**What this task involves:** Write out each entry, exactly the way it appears.
[start of Source records]
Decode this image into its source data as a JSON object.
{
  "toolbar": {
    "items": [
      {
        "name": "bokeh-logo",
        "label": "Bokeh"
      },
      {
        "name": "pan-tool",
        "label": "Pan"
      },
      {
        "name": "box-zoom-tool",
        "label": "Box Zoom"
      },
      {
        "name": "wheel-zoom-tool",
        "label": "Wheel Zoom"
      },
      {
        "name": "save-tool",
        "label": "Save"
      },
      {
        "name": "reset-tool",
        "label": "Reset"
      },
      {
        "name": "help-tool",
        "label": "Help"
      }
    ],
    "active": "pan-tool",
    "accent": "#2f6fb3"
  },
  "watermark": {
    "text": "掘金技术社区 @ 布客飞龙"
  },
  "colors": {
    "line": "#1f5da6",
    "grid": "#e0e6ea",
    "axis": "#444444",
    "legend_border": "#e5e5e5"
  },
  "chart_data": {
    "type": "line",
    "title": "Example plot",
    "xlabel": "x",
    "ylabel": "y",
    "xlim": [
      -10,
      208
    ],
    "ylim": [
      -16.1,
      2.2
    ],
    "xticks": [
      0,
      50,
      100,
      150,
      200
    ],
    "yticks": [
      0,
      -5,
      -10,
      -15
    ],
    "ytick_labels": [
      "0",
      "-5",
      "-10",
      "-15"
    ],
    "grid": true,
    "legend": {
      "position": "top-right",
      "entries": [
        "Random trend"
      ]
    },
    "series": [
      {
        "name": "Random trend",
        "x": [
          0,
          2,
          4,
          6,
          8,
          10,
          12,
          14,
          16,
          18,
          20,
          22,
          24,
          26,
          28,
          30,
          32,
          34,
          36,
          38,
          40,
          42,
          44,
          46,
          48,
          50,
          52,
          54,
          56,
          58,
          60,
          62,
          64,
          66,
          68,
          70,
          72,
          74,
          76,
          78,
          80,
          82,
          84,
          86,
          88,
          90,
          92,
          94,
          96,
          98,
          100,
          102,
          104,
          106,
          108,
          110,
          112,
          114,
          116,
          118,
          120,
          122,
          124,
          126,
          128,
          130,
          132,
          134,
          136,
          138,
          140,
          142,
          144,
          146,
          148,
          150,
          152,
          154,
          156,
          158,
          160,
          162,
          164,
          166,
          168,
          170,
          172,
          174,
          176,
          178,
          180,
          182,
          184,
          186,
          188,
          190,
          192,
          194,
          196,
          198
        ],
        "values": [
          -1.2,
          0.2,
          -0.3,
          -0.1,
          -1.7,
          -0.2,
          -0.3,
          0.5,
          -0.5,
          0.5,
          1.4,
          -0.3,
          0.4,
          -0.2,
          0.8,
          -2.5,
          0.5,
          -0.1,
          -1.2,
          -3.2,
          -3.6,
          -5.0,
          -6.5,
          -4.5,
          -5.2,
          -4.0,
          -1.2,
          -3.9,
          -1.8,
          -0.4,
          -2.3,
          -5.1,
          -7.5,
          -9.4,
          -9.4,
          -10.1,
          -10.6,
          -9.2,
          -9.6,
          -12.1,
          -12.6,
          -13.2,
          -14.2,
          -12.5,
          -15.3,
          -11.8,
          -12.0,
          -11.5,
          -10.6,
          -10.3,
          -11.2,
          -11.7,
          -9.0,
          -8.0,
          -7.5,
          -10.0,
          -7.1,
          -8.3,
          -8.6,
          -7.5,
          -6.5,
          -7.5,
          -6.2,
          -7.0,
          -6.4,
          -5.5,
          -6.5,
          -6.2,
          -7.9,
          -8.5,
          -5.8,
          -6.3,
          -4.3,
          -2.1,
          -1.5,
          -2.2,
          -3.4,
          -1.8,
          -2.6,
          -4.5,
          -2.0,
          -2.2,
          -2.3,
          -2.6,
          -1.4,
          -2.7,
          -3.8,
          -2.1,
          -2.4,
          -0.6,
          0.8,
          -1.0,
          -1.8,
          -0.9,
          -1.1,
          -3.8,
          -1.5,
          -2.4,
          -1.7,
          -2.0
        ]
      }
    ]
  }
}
[end of Source records]
**Expected answer:**
Decode this image into its source data as a JSON object.
{
  "toolbar": {
    "items": [
      {
        "name": "bokeh-logo",
        "label": "Bokeh"
      },
      {
        "name": "pan-tool",
        "label": "Pan"
      },
      {
        "name": "box-zoom-tool",
        "label": "Box Zoom"
      },
      {
        "name": "wheel-zoom-tool",
        "label": "Wheel Zoom"
      },
      {
        "name": "save-tool",
        "label": "Save"
      },
      {
        "name": "reset-tool",
        "label": "Reset"
      },
      {
        "name": "help-tool",
        "label": "Help"
      }
    ],
    "active": "pan-tool",
    "accent": "#2f6fb3"
  },
  "watermark": {
    "text": "掘金技术社区 @ 布客飞龙"
  },
  "colors": {
    "line": "#1f5da6",
    "grid": "#e0e6ea",
    "axis": "#444444",
    "legend_border": "#e5e5e5"
  },
  "chart_data": {
    "type": "line",
    "title": "Example plot",
    "xlabel": "x",
    "ylabel": "y",
    "xlim": [
      -10,
      208
    ],
    "ylim": [
      -16.1,
      2.2
    ],
    "xticks": [
      0,
      50,
      100,
      150,
      200
    ],
    "yticks": [
      0,
      -5,
      -10,
      -15
    ],
    "ytick_labels": [
      "0",
      "-5",
      "-10",
      "-15"
    ],
    "grid": true,
    "legend": {
      "position": "top-right",
      "entries": [
        "Random trend"
      ]
    },
    "series": [
      {
        "name": "Random trend",
        "x": [
          0,
          2,
          4,
          6,
          8,
          10,
          12,
          14,
          16,
          18,
          20,
          22,
          24,
          26,
          28,
          30,
          32,
          34,
          36,
          38,
          40,
          42,
          44,
          46,
          48,
          50,
          52,
          54,
          56,
          58,
          60,
          62,
          64,
          66,
          68,
          70,
          72,
          74,
          76,
          78,
          80,
          82,
          84,
          86,
          88,
          90,
          92,
          94,
          96,
          98,
          100,
          102,
          104,
          106,
          108,
          110,
          112,
          114,
          116,
          118,
          120,
          122,
          124,
          126,
          128,
          130,
          132,
          134,
          136,
          138,
          140,
          142,
          144,
          146,
          148,
          150,
          152,
          154,
          156,
          158,
          160,
          162,
          164,
          166,
          168,
          170,
          172,
          174,
          176,
          178,
          180,
          182,
          184,
          186,
          188,
          190,
          192,
          194,
          196,
          198
        ],
        "values": [
          -1.2,
          0.2,
          -0.3,
          -0.1,
          -1.7,
          -0.2,
          -0.3,
          0.5,
          -0.5,
          0.5,
          1.4,
          -0.3,
          0.4,
          -0.2,
          0.8,
          -2.5,
          0.5,
          -0.1,
          -1.2,
          -3.2,
          -3.6,
          -5.0,
          -6.5,
          -4.5,
          -5.2,
          -4.0,
          -1.2,
          -3.9,
          -1.8,
          -0.4,
          -2.3,
          -5.1,
          -7.5,
          -9.4,
          -9.4,
          -10.1,
          -10.6,
          -9.2,
          -9.6,
          -12.1,
          -12.6,
          -13.2,
          -14.2,
          -12.5,
          -15.3,
          -11.8,
          -12.0,
          -11.5,
          -10.6,
          -10.3,
          -11.2,
          -11.7,
          -9.0,
          -8.0,
          -7.5,
          -10.0,
          -7.1,
          -8.3,
          -8.6,
          -7.5,
          -6.5,
          -7.5,
          -6.2,
          -7.0,
          -6.4,
          -5.5,
          -6.5,
          -6.2,
          -7.9,
          -8.5,
          -5.8,
          -6.3,
          -4.3,
          -2.1,
          -1.5,
          -2.2,
          -3.4,
          -1.8,
          -2.6,
          -4.5,
          -2.0,
          -2.2,
          -2.3,
          -2.6,
          -1.4,
          -2.7,
          -3.8,
          -2.1,
          -2.4,
          -0.6,
          0.8,
          -1.0,
          -1.8,
          -0.9,
          -1.1,
          -3.8,
          -1.5,
          -2.4,
          -1.7,
          -2.0
        ]
      }
    ]
  }
}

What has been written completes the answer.